• _Task brief_
Of all the lines in the records below, copy only those that contain the string "Sourcein".

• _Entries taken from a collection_
________

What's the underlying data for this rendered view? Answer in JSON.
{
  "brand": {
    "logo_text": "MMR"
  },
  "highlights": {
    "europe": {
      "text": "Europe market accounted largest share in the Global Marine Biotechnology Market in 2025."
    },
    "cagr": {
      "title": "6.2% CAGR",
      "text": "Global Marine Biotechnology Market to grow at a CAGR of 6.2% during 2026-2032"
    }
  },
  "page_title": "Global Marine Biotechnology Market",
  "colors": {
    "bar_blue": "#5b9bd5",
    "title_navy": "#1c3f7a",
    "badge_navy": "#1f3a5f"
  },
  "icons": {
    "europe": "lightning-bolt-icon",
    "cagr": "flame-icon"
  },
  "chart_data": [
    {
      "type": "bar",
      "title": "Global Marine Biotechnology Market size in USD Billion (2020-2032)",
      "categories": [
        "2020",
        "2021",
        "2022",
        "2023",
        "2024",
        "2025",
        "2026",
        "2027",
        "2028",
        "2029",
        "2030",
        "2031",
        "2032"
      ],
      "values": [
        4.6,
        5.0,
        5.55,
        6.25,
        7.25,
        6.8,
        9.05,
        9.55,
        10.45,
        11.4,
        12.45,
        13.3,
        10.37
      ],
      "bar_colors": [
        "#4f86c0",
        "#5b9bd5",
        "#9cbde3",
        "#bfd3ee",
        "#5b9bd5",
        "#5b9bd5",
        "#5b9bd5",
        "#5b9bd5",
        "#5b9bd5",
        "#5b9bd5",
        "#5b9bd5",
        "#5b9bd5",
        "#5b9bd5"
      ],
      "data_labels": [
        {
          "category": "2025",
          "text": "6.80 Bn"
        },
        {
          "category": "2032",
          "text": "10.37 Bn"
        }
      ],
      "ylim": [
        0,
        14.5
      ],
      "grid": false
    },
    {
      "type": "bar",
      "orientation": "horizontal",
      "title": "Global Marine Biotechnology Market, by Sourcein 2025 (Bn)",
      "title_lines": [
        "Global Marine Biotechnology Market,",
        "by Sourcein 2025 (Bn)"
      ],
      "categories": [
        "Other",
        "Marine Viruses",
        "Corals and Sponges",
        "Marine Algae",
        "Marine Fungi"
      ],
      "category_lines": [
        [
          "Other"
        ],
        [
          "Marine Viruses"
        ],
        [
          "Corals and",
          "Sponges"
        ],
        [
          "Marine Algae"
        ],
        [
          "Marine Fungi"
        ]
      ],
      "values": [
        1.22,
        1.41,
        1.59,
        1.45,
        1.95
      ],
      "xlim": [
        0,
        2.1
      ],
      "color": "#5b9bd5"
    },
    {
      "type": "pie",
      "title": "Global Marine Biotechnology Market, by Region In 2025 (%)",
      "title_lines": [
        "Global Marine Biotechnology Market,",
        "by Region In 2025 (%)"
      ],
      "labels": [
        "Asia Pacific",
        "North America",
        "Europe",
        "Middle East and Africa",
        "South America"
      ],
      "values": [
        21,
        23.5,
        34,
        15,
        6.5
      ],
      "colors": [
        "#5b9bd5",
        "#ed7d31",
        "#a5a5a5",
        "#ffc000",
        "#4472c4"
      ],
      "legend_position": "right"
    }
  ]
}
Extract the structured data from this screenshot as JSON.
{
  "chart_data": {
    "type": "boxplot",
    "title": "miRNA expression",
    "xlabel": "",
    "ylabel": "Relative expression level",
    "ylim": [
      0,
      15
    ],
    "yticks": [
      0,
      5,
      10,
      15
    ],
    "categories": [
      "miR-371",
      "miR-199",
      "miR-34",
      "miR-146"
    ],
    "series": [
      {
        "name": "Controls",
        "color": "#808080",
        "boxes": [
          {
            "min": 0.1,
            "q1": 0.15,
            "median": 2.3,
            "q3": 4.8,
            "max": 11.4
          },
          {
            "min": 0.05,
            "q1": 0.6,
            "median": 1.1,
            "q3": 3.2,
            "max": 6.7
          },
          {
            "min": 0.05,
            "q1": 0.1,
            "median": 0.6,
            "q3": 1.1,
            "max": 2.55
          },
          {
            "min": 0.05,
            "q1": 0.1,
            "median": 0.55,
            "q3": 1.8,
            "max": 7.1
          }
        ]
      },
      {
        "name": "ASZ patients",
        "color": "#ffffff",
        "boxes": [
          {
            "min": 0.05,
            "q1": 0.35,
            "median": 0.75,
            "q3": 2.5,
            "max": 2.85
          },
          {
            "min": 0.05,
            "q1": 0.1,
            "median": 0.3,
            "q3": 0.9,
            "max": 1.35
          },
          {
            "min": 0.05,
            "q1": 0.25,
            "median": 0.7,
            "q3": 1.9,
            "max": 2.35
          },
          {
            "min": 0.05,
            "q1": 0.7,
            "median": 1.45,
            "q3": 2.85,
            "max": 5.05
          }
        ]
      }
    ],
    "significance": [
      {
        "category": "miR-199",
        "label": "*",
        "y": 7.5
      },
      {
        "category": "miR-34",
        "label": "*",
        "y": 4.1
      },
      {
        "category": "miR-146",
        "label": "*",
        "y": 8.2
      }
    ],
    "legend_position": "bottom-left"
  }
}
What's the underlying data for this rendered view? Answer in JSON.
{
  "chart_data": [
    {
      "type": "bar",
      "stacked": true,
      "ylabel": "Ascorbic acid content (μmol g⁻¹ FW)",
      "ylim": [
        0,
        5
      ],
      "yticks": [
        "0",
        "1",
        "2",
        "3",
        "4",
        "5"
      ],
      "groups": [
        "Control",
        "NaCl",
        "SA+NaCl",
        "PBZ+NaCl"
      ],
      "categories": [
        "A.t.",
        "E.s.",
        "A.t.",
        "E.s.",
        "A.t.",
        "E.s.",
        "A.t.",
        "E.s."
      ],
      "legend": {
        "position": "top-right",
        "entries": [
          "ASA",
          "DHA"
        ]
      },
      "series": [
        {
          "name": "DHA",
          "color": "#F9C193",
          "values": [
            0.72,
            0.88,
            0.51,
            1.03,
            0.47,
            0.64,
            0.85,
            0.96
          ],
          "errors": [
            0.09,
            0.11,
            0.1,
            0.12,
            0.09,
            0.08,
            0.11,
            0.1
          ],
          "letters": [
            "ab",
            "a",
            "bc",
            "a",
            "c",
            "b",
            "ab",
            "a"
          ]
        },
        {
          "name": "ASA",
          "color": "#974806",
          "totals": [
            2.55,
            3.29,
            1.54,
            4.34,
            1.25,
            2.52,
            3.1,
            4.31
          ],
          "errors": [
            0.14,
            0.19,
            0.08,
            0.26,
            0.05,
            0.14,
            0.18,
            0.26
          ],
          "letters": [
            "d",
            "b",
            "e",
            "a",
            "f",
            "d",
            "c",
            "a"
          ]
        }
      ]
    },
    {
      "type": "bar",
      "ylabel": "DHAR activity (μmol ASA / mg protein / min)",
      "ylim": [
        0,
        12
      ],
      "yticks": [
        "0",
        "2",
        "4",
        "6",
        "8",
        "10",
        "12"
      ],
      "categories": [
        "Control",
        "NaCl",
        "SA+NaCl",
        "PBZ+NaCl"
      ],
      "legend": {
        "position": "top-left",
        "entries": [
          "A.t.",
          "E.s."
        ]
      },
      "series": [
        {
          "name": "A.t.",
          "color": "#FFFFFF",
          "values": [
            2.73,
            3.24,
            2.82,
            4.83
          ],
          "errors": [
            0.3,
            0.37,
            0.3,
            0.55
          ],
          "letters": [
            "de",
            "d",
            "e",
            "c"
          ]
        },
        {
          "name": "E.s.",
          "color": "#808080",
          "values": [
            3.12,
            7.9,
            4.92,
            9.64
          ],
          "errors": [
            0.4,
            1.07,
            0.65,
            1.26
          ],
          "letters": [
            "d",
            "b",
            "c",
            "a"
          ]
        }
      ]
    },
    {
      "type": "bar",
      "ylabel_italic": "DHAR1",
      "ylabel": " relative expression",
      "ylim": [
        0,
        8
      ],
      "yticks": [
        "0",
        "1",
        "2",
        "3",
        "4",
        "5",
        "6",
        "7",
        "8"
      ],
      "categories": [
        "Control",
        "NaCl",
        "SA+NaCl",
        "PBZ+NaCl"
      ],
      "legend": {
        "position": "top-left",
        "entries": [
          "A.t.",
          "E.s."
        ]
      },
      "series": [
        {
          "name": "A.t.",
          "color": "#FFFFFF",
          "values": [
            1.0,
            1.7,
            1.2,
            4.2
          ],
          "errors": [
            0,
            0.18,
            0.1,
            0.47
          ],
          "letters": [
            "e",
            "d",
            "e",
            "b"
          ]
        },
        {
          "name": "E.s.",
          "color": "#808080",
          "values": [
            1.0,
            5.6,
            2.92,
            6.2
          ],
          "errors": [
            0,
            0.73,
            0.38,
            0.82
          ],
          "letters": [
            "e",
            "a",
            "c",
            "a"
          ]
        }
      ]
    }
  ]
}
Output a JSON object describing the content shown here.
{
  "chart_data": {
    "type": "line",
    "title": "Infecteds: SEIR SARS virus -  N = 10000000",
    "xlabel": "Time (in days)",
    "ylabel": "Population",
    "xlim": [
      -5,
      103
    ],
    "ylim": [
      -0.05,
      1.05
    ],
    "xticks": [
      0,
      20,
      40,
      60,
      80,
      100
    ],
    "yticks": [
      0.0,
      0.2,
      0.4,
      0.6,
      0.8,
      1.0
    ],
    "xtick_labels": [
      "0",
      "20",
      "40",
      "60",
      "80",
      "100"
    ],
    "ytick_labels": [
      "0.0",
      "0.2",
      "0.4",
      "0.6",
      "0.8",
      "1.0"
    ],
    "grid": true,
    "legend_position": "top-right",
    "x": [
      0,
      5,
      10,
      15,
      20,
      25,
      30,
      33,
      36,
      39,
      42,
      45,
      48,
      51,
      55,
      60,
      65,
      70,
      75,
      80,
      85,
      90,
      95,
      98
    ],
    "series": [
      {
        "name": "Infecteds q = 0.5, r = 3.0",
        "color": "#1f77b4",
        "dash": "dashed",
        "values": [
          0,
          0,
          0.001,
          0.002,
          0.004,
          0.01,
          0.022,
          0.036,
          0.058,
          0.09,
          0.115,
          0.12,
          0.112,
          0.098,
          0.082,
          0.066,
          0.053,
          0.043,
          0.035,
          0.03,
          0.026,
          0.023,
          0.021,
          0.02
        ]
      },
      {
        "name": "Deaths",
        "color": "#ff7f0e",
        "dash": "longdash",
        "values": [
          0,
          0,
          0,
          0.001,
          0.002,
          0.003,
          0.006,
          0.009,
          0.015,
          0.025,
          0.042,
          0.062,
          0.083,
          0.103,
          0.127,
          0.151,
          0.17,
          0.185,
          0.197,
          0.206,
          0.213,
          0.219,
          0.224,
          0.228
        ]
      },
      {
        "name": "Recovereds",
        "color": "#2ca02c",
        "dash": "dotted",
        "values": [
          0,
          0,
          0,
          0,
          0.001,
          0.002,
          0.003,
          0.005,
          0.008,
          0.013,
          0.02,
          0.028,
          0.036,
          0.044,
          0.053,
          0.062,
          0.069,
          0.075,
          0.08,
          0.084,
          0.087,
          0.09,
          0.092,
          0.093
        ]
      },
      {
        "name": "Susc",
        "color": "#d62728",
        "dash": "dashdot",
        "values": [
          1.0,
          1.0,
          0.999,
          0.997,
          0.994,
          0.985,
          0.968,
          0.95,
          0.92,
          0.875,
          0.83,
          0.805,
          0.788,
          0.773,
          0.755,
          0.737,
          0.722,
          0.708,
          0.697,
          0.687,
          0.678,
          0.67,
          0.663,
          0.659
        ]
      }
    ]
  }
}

________

• _Written response_
      "title": "Global Marine Biotechnology Market, by Sourcein 2025 (Bn)",
        "by Sourcein 2025 (Bn)"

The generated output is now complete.